:: Instructions to follow ::
Locate all lines in the data below that hold "Specify" and show them.
*** Data to use
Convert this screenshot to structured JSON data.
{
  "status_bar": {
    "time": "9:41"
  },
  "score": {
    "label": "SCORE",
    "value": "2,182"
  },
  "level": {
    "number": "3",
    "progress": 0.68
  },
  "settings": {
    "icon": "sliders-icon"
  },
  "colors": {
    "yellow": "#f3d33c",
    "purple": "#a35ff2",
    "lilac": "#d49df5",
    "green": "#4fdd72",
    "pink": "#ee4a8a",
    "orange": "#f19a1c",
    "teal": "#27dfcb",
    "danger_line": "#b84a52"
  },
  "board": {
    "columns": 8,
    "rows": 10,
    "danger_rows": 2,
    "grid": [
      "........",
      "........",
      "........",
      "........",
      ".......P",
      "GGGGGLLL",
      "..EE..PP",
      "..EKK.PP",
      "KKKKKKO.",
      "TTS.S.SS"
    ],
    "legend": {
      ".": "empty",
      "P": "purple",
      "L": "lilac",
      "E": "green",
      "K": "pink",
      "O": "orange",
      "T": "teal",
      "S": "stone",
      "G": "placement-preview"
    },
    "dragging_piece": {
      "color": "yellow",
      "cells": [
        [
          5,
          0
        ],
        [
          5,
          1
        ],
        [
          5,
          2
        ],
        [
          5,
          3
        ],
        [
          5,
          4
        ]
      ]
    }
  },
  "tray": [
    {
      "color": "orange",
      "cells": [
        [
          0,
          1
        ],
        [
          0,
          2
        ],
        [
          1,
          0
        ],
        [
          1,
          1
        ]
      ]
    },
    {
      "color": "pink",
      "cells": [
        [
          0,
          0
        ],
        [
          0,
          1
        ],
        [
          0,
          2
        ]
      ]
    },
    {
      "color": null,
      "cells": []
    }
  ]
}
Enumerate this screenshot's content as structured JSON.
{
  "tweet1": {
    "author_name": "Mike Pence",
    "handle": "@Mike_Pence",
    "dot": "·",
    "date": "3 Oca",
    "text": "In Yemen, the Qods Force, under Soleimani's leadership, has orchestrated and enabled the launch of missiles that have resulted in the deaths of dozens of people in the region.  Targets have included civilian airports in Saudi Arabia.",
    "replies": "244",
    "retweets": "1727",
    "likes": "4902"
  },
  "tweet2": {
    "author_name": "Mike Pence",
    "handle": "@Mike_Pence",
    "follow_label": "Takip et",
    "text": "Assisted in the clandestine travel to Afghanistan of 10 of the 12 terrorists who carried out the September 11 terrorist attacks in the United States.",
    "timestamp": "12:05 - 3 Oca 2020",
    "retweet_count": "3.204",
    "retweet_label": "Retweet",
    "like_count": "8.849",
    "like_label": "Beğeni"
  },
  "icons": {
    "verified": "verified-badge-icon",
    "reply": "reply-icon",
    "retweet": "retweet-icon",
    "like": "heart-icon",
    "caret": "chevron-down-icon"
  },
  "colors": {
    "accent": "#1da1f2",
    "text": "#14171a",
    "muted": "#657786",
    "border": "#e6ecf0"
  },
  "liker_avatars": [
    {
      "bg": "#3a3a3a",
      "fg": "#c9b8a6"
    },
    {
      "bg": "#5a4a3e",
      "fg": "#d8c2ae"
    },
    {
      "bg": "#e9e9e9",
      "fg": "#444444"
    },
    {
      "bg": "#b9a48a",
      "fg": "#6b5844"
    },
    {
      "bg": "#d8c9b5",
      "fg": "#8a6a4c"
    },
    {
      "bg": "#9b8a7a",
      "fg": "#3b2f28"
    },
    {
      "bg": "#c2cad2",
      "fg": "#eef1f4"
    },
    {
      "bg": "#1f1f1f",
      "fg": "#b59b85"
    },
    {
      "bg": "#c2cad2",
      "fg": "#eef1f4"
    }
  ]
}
******
*** Data to use
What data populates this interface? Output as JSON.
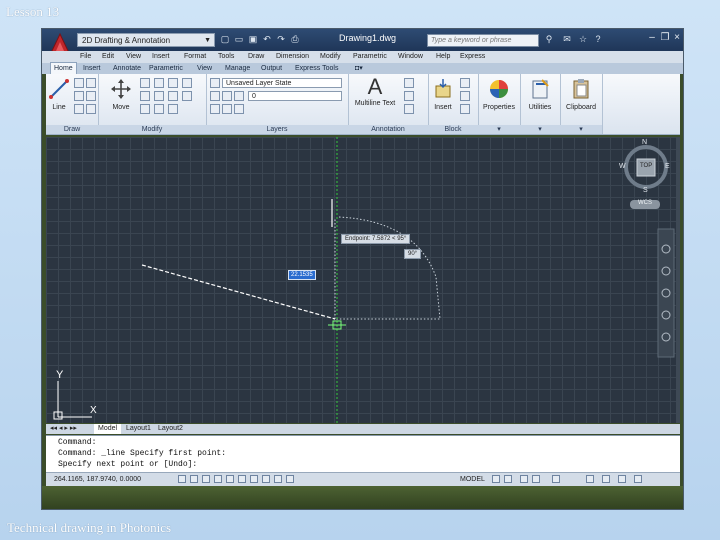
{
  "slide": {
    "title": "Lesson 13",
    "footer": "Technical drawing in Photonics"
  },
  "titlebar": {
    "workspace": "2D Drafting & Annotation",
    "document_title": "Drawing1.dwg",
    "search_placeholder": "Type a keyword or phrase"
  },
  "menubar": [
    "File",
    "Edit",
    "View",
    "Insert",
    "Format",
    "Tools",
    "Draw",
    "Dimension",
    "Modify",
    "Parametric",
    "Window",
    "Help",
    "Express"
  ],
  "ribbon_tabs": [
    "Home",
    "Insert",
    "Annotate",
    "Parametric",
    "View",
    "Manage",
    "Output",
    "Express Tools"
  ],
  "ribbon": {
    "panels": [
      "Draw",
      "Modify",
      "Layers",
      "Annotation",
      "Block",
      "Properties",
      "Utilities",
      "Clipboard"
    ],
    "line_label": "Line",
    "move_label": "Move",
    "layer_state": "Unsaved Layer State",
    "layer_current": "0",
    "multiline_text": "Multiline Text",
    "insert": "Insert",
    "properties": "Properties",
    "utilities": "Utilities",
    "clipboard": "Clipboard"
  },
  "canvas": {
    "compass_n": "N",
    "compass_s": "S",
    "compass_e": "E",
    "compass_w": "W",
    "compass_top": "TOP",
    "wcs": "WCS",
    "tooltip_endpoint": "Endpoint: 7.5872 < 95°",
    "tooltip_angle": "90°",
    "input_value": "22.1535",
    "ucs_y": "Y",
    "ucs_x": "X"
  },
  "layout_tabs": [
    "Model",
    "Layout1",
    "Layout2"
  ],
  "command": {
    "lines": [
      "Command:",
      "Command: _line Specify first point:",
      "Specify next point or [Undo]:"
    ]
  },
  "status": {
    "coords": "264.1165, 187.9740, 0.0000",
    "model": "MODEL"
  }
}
******
:: Result of this task ::
      "Command: _line Specify first point:",
      "Specify next point or [Undo]:"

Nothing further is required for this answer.